Estimado
A.: Gracias por acordarte de mí y escribirme ese breve pero sustancioso mensaje
de amistad. Espero que tú estés bien y que el negocio de la comunicación siga
fructífero como siempre. Yo hago picadillo y distribuyo en tacos mis ideas de la
antropología social que trabajé para la escuela nacional durante treinta años, casi
400 páginas de especulaciones sobre el indigenismo mexicano que no es un asunto
de indígenas sino todo lo contrario. Y para nada, porque me fue imposible titularme.
Primero me agarró Andrés Medina y me excomulgó del mundo de las ideas (por aquí anda el chisme en este blog); después la coordinadora de no sé qué quería que
comenzara todo de nuevo. En un país tan necesitado de profesionales la
“academia” hace todo lo posible por obstaculizarte e impedir tu titulación,
pues osaste a pensar diferente, fuera de la línea de la teoría en donde todo es
anatema. Pues que les aproveche.

###

## Tareas requeridas
**1.** Cita de la carta todo el pasaje que va desde "Primero me agarró" hasta "que les aproveche.".
**2.** Según la carta, ¿durante cuántos años trabajó quien escribe sus ideas de antropología social para la escuela nacional?
**3.** Indica si cada afirmación concuerda con la carta y cita las palabras de esta que lo deciden: (a) las especulaciones sobre el indigenismo mexicano ocupan casi 400 páginas; (b) quien escribe logró titularse; (c) la carta presenta el indigenismo mexicano como un asunto de indígenas.

Entradas de posición de elementos
###

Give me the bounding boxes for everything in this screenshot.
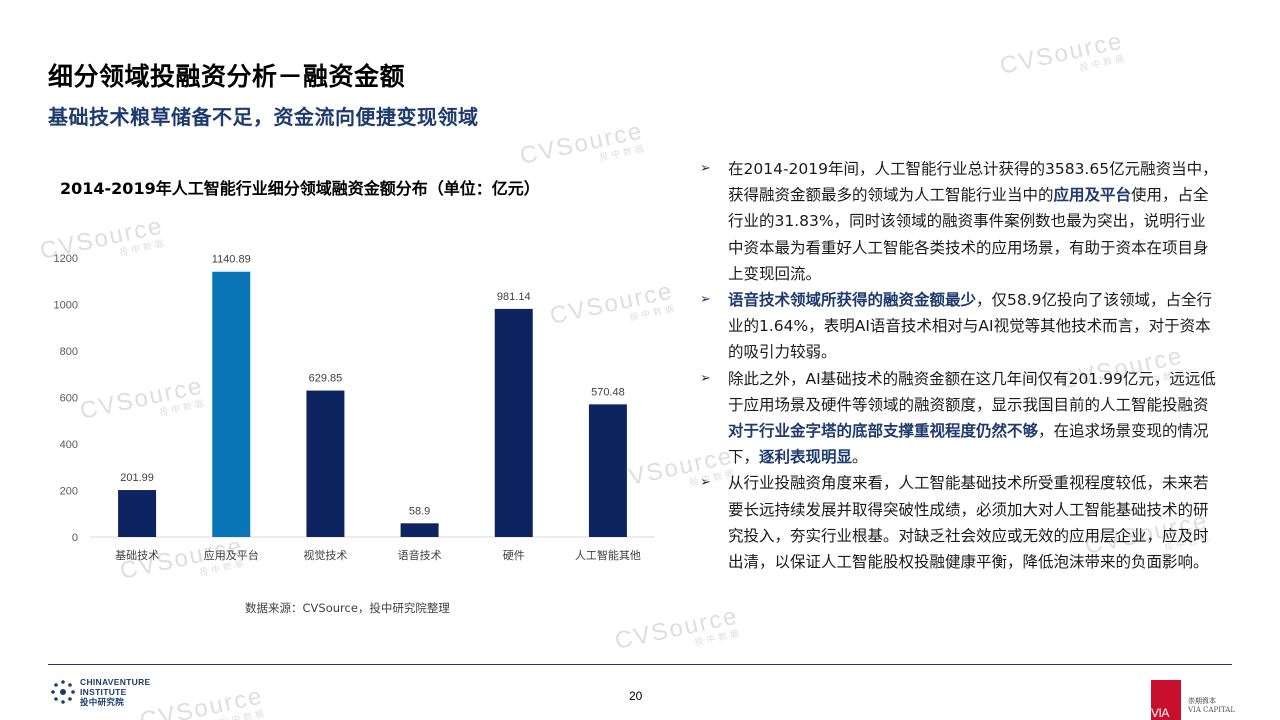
x-tick-label: 应用及平台 [204,548,259,562]
x-tick-label: 视觉技术 [303,548,347,562]
y-tick-label: 1000 [54,300,78,312]
x-tick-label: 语音技术 [398,548,442,562]
bar [588,404,627,537]
slide-title: 细分领域投融资分析－融资金额 [48,62,406,91]
bullet-text: ，仅58.9亿投向了该领域，占全行业的1.64%，表明AI语音技术相对与AI视觉… [728,291,1213,362]
x-tick-label: 人工智能其他 [575,548,641,562]
bar [118,490,157,537]
bar-value-label: 58.9 [409,505,430,517]
y-tick-label: 200 [60,486,78,498]
bar-chart: 0 200 400 600 800 1000 1200 201.99 基础技术 1140.89 应用… [54,253,655,562]
footer-divider [48,664,1232,665]
logo-line3: 投中研究院 [80,697,125,707]
arrow-bullet-icon: ➢ [700,292,711,308]
chart-title: 2014-2019年人工智能行业细分领域融资金额分布（单位：亿元） [60,179,540,198]
emphasis-text: 对于行业金字塔的底部支撑重视程度仍然不够 [728,422,1039,441]
source-note: 数据来源：CVSource，投中研究院整理 [245,601,450,615]
slide-subtitle: 基础技术粮草储备不足，资金流向便捷变现领域 [48,105,479,129]
y-tick-label: 400 [60,439,78,451]
watermark: CVSource 投中数据 [517,117,648,170]
bullet-item: ➢ 在2014-2019年间，人工智能行业总计获得的3583.65亿元融资当中，获… [700,156,1220,287]
x-tick-label: 硬件 [503,549,525,562]
bar [494,308,533,537]
bullet-text: ，在追求场景变现的情况下， [728,422,1209,467]
bar [306,390,345,537]
watermark: CVSource 投中数据 [137,682,268,720]
bar [400,523,439,537]
watermark: CVSource 投中数据 [997,27,1128,80]
bullet-text: 除此之外，AI基础技术的融资金额在这几年间仅有201.99亿元，远远低于应用场景… [728,369,1216,414]
bullet-list: ➢ 在2014-2019年间，人工智能行业总计获得的3583.65亿元融资当中，获… [700,156,1220,575]
watermark: CVSource 投中数据 [612,602,743,655]
y-tick-label: 0 [72,532,78,544]
via-mark: VIA [1151,706,1169,720]
logo-line1: CHINAVENTURE [80,677,151,687]
bullet-item: ➢ 从行业投融资角度来看，人工智能基础技术所受重视程度较低，未来若要长远持续发展并… [700,470,1220,575]
bar-value-label: 981.14 [497,291,531,303]
chinaventure-logo: CHINAVENTURE INSTITUTE 投中研究院 [50,677,151,707]
emphasis-text: 逐利表现明显 [759,448,853,467]
arrow-bullet-icon: ➢ [700,475,711,491]
bullet-text: 从行业投融资角度来看，人工智能基础技术所受重视程度较低，未来若要长远持续发展并取… [728,474,1209,572]
arrow-bullet-icon: ➢ [700,370,711,386]
y-tick-label: 800 [60,346,78,358]
via-capital-logo: VIA [1151,680,1181,720]
bullet-item: ➢ 除此之外，AI基础技术的融资金额在这几年间仅有201.99亿元，远远低于应用场… [700,366,1220,471]
emphasis-text: 语音技术领域所获得的融资金额最少 [728,291,977,310]
via-capital-name: 崇期資本 VIA CAPITAL [1188,697,1235,714]
y-tick-label: 1200 [54,253,78,265]
bullet-text: 在2014-2019年间，人工智能行业总计获得的3583.65亿元融资当中，获得… [728,160,1218,205]
x-tick-label: 基础技术 [115,549,159,562]
y-tick-label: 600 [60,393,78,405]
bar-value-label: 629.85 [309,373,343,385]
arrow-bullet-icon: ➢ [700,161,711,176]
chinaventure-emblem-icon [51,680,75,704]
bar [212,271,251,537]
bullet-text: 。 [852,448,868,467]
logo-line2: INSTITUTE [80,687,127,697]
bar-value-label: 1140.89 [212,254,251,266]
bar-value-label: 570.48 [591,386,625,398]
emphasis-text: 应用及平台 [1053,186,1132,205]
bar-value-label: 201.99 [120,472,154,484]
bullet-text: 使用，占全行业的31.83%，同时该领域的融资事件案例数也最为突出，说明行业中资… [728,186,1209,283]
page-number: 20 [629,689,643,703]
bullet-item: ➢ 语音技术领域所获得的融资金额最少，仅58.9亿投向了该领域，占全行业的1.64… [700,287,1220,366]
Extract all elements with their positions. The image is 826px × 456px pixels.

###

## Respuestas
**1.**
Primero me agarró Andrés Medina y me excomulgó del mundo de las ideas (por aquí anda el chisme en este blog); después la coordinadora de no sé qué quería que
comenzara todo de nuevo. En un país tan necesitado de profesionales la
“academia” hace todo lo posible por obstaculizarte e impedir tu titulación,
pues osaste a pensar diferente, fuera de la línea de la teoría en donde todo es
anatema. Pues que les aproveche.

**2.** Durante treinta años.

**3.**
(a) Sí: "casi 400 páginas de especulaciones sobre el indigenismo mexicano".
(b) No: "me fue imposible titularme".
(c) No: "no es un asunto de indígenas sino todo lo contrario".